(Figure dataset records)
*-*-*

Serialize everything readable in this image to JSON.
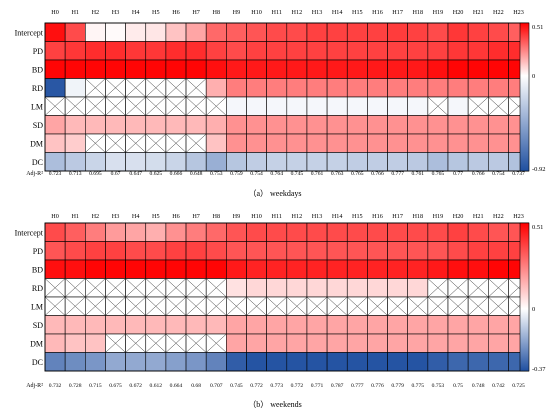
{
  "hours": [
    "H0",
    "H1",
    "H2",
    "H3",
    "H4",
    "H5",
    "H6",
    "H7",
    "H8",
    "H9",
    "H10",
    "H11",
    "H12",
    "H13",
    "H14",
    "H15",
    "H16",
    "H17",
    "H18",
    "H19",
    "H20",
    "H21",
    "H22",
    "H23"
  ],
  "rows": [
    "Intercept",
    "PD",
    "BD",
    "RD",
    "LM",
    "SD",
    "DM",
    "DC"
  ],
  "adj_label": "Adj-R²",
  "panels": [
    {
      "caption": "（a） weekdays",
      "scale_max": "0.51",
      "scale_zero": "0",
      "scale_min": "-0.92",
      "vmax": 0.51,
      "vmin": -0.92,
      "adj_r2": [
        "0.723",
        "0.713",
        "0.695",
        "0.67",
        "0.647",
        "0.625",
        "0.666",
        "0.648",
        "0.753",
        "0.759",
        "0.754",
        "0.764",
        "0.745",
        "0.761",
        "0.763",
        "0.765",
        "0.766",
        "0.777",
        "0.761",
        "0.765",
        "0.77",
        "0.766",
        "0.754",
        "0.737"
      ],
      "values": [
        [
          0.48,
          0.36,
          0.02,
          0.01,
          0.04,
          0.05,
          0.12,
          0.18,
          0.3,
          0.32,
          0.34,
          0.36,
          0.36,
          0.38,
          0.38,
          0.38,
          0.38,
          0.39,
          0.38,
          0.36,
          0.4,
          0.38,
          0.36,
          0.32
        ],
        [
          0.38,
          0.4,
          0.42,
          0.42,
          0.4,
          0.4,
          0.42,
          0.42,
          0.38,
          0.36,
          0.38,
          0.38,
          0.38,
          0.38,
          0.38,
          0.38,
          0.38,
          0.38,
          0.38,
          0.38,
          0.4,
          0.4,
          0.42,
          0.42
        ],
        [
          0.5,
          0.5,
          0.5,
          0.5,
          0.5,
          0.5,
          0.5,
          0.5,
          0.48,
          0.46,
          0.46,
          0.46,
          0.46,
          0.46,
          0.46,
          0.46,
          0.46,
          0.46,
          0.46,
          0.48,
          0.5,
          0.5,
          0.5,
          0.5
        ],
        [
          -0.88,
          -0.06,
          null,
          null,
          null,
          null,
          null,
          null,
          0.16,
          0.26,
          0.26,
          0.26,
          0.26,
          0.26,
          0.26,
          0.26,
          0.26,
          0.26,
          0.26,
          0.26,
          0.26,
          0.26,
          0.26,
          0.26
        ],
        [
          null,
          null,
          null,
          null,
          null,
          null,
          null,
          null,
          null,
          -0.04,
          -0.04,
          -0.04,
          -0.04,
          -0.04,
          -0.04,
          -0.04,
          -0.04,
          -0.04,
          -0.04,
          null,
          -0.04,
          null,
          null,
          null
        ],
        [
          0.18,
          0.14,
          0.14,
          0.14,
          0.14,
          0.14,
          0.14,
          0.14,
          0.16,
          0.22,
          0.22,
          0.22,
          0.22,
          0.22,
          0.22,
          0.22,
          0.22,
          0.22,
          0.22,
          0.22,
          0.22,
          0.22,
          0.22,
          0.22
        ],
        [
          0.12,
          0.1,
          null,
          null,
          null,
          null,
          null,
          null,
          0.12,
          0.22,
          0.22,
          0.22,
          0.22,
          0.22,
          0.22,
          0.22,
          0.22,
          0.22,
          0.22,
          0.22,
          0.22,
          0.22,
          0.22,
          0.22
        ],
        [
          -0.34,
          -0.28,
          -0.22,
          -0.16,
          -0.16,
          -0.18,
          -0.22,
          -0.3,
          -0.42,
          -0.3,
          -0.26,
          -0.24,
          -0.24,
          -0.24,
          -0.24,
          -0.26,
          -0.26,
          -0.26,
          -0.28,
          -0.34,
          -0.3,
          -0.28,
          -0.28,
          -0.32
        ]
      ]
    },
    {
      "caption": "（b） weekends",
      "scale_max": "0.51",
      "scale_zero": "0",
      "scale_min": "-0.37",
      "vmax": 0.51,
      "vmin": -0.37,
      "adj_r2": [
        "0.732",
        "0.728",
        "0.715",
        "0.675",
        "0.672",
        "0.612",
        "0.664",
        "0.68",
        "0.707",
        "0.745",
        "0.772",
        "0.773",
        "0.772",
        "0.771",
        "0.787",
        "0.777",
        "0.776",
        "0.779",
        "0.775",
        "0.753",
        "0.75",
        "0.748",
        "0.742",
        "0.725"
      ],
      "values": [
        [
          0.36,
          0.32,
          0.26,
          0.2,
          0.18,
          0.16,
          0.22,
          0.26,
          0.3,
          0.34,
          0.36,
          0.36,
          0.36,
          0.36,
          0.36,
          0.36,
          0.36,
          0.36,
          0.36,
          0.36,
          0.38,
          0.36,
          0.34,
          0.34
        ],
        [
          0.34,
          0.36,
          0.38,
          0.38,
          0.36,
          0.36,
          0.38,
          0.38,
          0.36,
          0.34,
          0.34,
          0.34,
          0.34,
          0.34,
          0.34,
          0.34,
          0.34,
          0.34,
          0.34,
          0.34,
          0.36,
          0.38,
          0.38,
          0.38
        ],
        [
          0.48,
          0.48,
          0.5,
          0.5,
          0.5,
          0.5,
          0.5,
          0.5,
          0.5,
          0.46,
          0.44,
          0.44,
          0.44,
          0.44,
          0.44,
          0.44,
          0.44,
          0.44,
          0.44,
          0.46,
          0.48,
          0.48,
          0.5,
          0.5
        ],
        [
          null,
          null,
          null,
          null,
          null,
          null,
          null,
          null,
          null,
          0.06,
          0.08,
          0.08,
          0.08,
          0.08,
          0.08,
          0.08,
          0.08,
          0.08,
          0.08,
          null,
          null,
          null,
          null,
          null
        ],
        [
          null,
          null,
          null,
          null,
          null,
          null,
          null,
          null,
          null,
          null,
          null,
          null,
          null,
          null,
          null,
          null,
          null,
          null,
          null,
          null,
          null,
          null,
          null,
          null
        ],
        [
          0.14,
          0.14,
          0.14,
          0.14,
          0.14,
          0.14,
          0.14,
          0.14,
          0.14,
          0.18,
          0.18,
          0.18,
          0.18,
          0.18,
          0.18,
          0.18,
          0.18,
          0.18,
          0.18,
          0.18,
          0.18,
          0.18,
          0.18,
          0.18
        ],
        [
          0.14,
          0.12,
          0.12,
          null,
          null,
          null,
          null,
          null,
          null,
          0.18,
          0.18,
          0.18,
          0.18,
          0.18,
          0.18,
          0.18,
          0.18,
          0.18,
          0.18,
          0.18,
          0.18,
          0.18,
          0.18,
          0.18
        ],
        [
          -0.26,
          -0.24,
          -0.22,
          -0.18,
          -0.18,
          -0.18,
          -0.2,
          -0.22,
          -0.26,
          -0.34,
          -0.36,
          -0.36,
          -0.36,
          -0.36,
          -0.36,
          -0.36,
          -0.36,
          -0.36,
          -0.36,
          -0.34,
          -0.32,
          -0.32,
          -0.32,
          -0.32
        ]
      ]
    }
  ]
}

*-*-*

> [PROBLEM] Return each full line of the entries that contains the word "caption".

> [COMPLETE OUTPUT]
      "caption": "（a） weekdays",
      "caption": "（b） weekends",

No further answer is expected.